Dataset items
-*-*-

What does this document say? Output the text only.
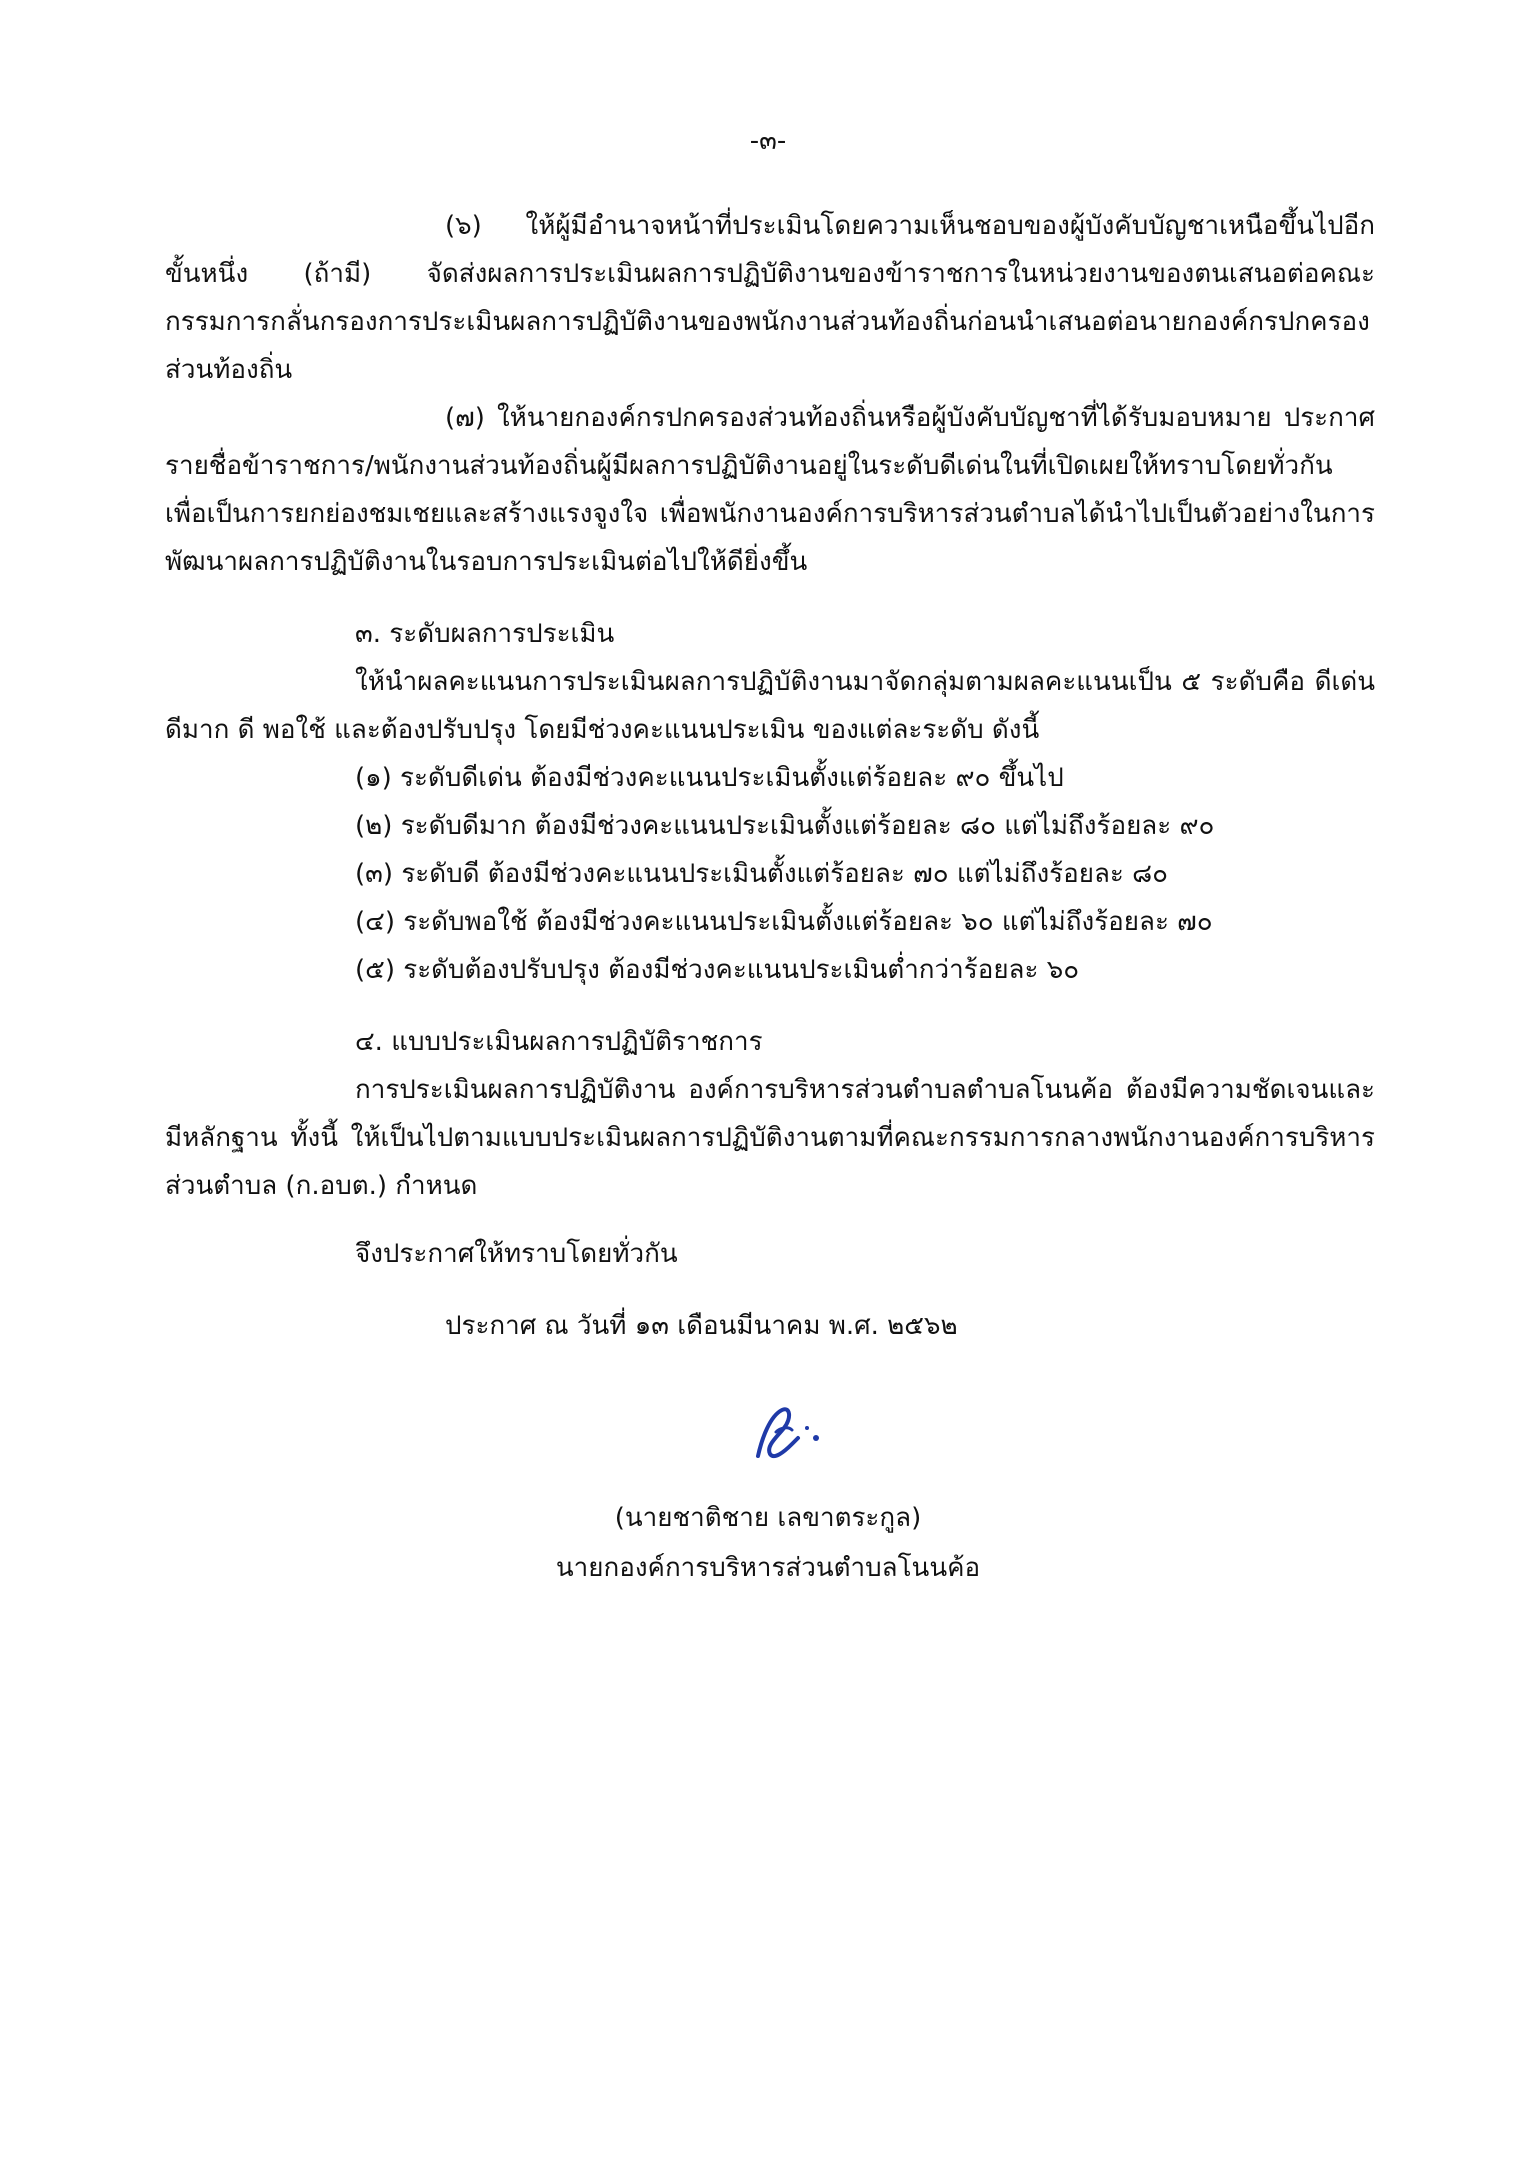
-๓-

(๖) ให้ผู้มีอำนาจหน้าที่ประเมินโดยความเห็นชอบของผู้บังคับบัญชาเหนือขึ้นไปอีกขั้นหนึ่ง (ถ้ามี) จัดส่งผลการประเมินผลการปฏิบัติงานของข้าราชการในหน่วยงานของตนเสนอต่อคณะกรรมการกลั่นกรองการประเมินผลการปฏิบัติงานของพนักงานส่วนท้องถิ่นก่อนนำเสนอต่อนายกองค์กรปกครองส่วนท้องถิ่น

(๗) ให้นายกองค์กรปกครองส่วนท้องถิ่นหรือผู้บังคับบัญชาที่ได้รับมอบหมาย ประกาศรายชื่อข้าราชการ/พนักงานส่วนท้องถิ่นผู้มีผลการปฏิบัติงานอยู่ในระดับดีเด่นในที่เปิดเผยให้ทราบโดยทั่วกัน เพื่อเป็นการยกย่องชมเชยและสร้างแรงจูงใจ เพื่อพนักงานองค์การบริหารส่วนตำบลได้นำไปเป็นตัวอย่างในการพัฒนาผลการปฏิบัติงานในรอบการประเมินต่อไปให้ดียิ่งขึ้น

๓. ระดับผลการประเมิน

ให้นำผลคะแนนการประเมินผลการปฏิบัติงานมาจัดกลุ่มตามผลคะแนนเป็น ๕ ระดับคือ ดีเด่น ดีมาก ดี พอใช้ และต้องปรับปรุง โดยมีช่วงคะแนนประเมิน ของแต่ละระดับ ดังนี้

(๑) ระดับดีเด่น ต้องมีช่วงคะแนนประเมินตั้งแต่ร้อยละ ๙๐ ขึ้นไป
(๒) ระดับดีมาก ต้องมีช่วงคะแนนประเมินตั้งแต่ร้อยละ ๘๐ แต่ไม่ถึงร้อยละ ๙๐
(๓) ระดับดี ต้องมีช่วงคะแนนประเมินตั้งแต่ร้อยละ ๗๐ แต่ไม่ถึงร้อยละ ๘๐
(๔) ระดับพอใช้ ต้องมีช่วงคะแนนประเมินตั้งแต่ร้อยละ ๖๐ แต่ไม่ถึงร้อยละ ๗๐
(๕) ระดับต้องปรับปรุง ต้องมีช่วงคะแนนประเมินต่ำกว่าร้อยละ ๖๐
๔. แบบประเมินผลการปฏิบัติราชการ

การประเมินผลการปฏิบัติงาน องค์การบริหารส่วนตำบลตำบลโนนค้อ ต้องมีความชัดเจนและมีหลักฐาน ทั้งนี้ ให้เป็นไปตามแบบประเมินผลการปฏิบัติงานตามที่คณะกรรมการกลางพนักงานองค์การบริหารส่วนตำบล (ก.อบต.) กำหนด

จึงประกาศให้ทราบโดยทั่วกัน
ประกาศ ณ วันที่ ๑๓ เดือนมีนาคม พ.ศ. ๒๕๖๒
(นายชาติชาย เลขาตระกูล)
นายกองค์การบริหารส่วนตำบลโนนค้อ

-*-*-

- Exercise description: Leaving the pictures aside, transcribe the entire listing exactly.

- Answer in full:
What does this document say? Output the text only.
-๓-

(๖) ให้ผู้มีอำนาจหน้าที่ประเมินโดยความเห็นชอบของผู้บังคับบัญชาเหนือขึ้นไปอีกขั้นหนึ่ง (ถ้ามี) จัดส่งผลการประเมินผลการปฏิบัติงานของข้าราชการในหน่วยงานของตนเสนอต่อคณะกรรมการกลั่นกรองการประเมินผลการปฏิบัติงานของพนักงานส่วนท้องถิ่นก่อนนำเสนอต่อนายกองค์กรปกครองส่วนท้องถิ่น

(๗) ให้นายกองค์กรปกครองส่วนท้องถิ่นหรือผู้บังคับบัญชาที่ได้รับมอบหมาย ประกาศรายชื่อข้าราชการ/พนักงานส่วนท้องถิ่นผู้มีผลการปฏิบัติงานอยู่ในระดับดีเด่นในที่เปิดเผยให้ทราบโดยทั่วกัน เพื่อเป็นการยกย่องชมเชยและสร้างแรงจูงใจ เพื่อพนักงานองค์การบริหารส่วนตำบลได้นำไปเป็นตัวอย่างในการพัฒนาผลการปฏิบัติงานในรอบการประเมินต่อไปให้ดียิ่งขึ้น

๓. ระดับผลการประเมิน

ให้นำผลคะแนนการประเมินผลการปฏิบัติงานมาจัดกลุ่มตามผลคะแนนเป็น ๕ ระดับคือ ดีเด่น ดีมาก ดี พอใช้ และต้องปรับปรุง โดยมีช่วงคะแนนประเมิน ของแต่ละระดับ ดังนี้

(๑) ระดับดีเด่น ต้องมีช่วงคะแนนประเมินตั้งแต่ร้อยละ ๙๐ ขึ้นไป
(๒) ระดับดีมาก ต้องมีช่วงคะแนนประเมินตั้งแต่ร้อยละ ๘๐ แต่ไม่ถึงร้อยละ ๙๐
(๓) ระดับดี ต้องมีช่วงคะแนนประเมินตั้งแต่ร้อยละ ๗๐ แต่ไม่ถึงร้อยละ ๘๐
(๔) ระดับพอใช้ ต้องมีช่วงคะแนนประเมินตั้งแต่ร้อยละ ๖๐ แต่ไม่ถึงร้อยละ ๗๐
(๕) ระดับต้องปรับปรุง ต้องมีช่วงคะแนนประเมินต่ำกว่าร้อยละ ๖๐
๔. แบบประเมินผลการปฏิบัติราชการ

การประเมินผลการปฏิบัติงาน องค์การบริหารส่วนตำบลตำบลโนนค้อ ต้องมีความชัดเจนและมีหลักฐาน ทั้งนี้ ให้เป็นไปตามแบบประเมินผลการปฏิบัติงานตามที่คณะกรรมการกลางพนักงานองค์การบริหารส่วนตำบล (ก.อบต.) กำหนด

จึงประกาศให้ทราบโดยทั่วกัน
ประกาศ ณ วันที่ ๑๓ เดือนมีนาคม พ.ศ. ๒๕๖๒
(นายชาติชาย เลขาตระกูล)
นายกองค์การบริหารส่วนตำบลโนนค้อ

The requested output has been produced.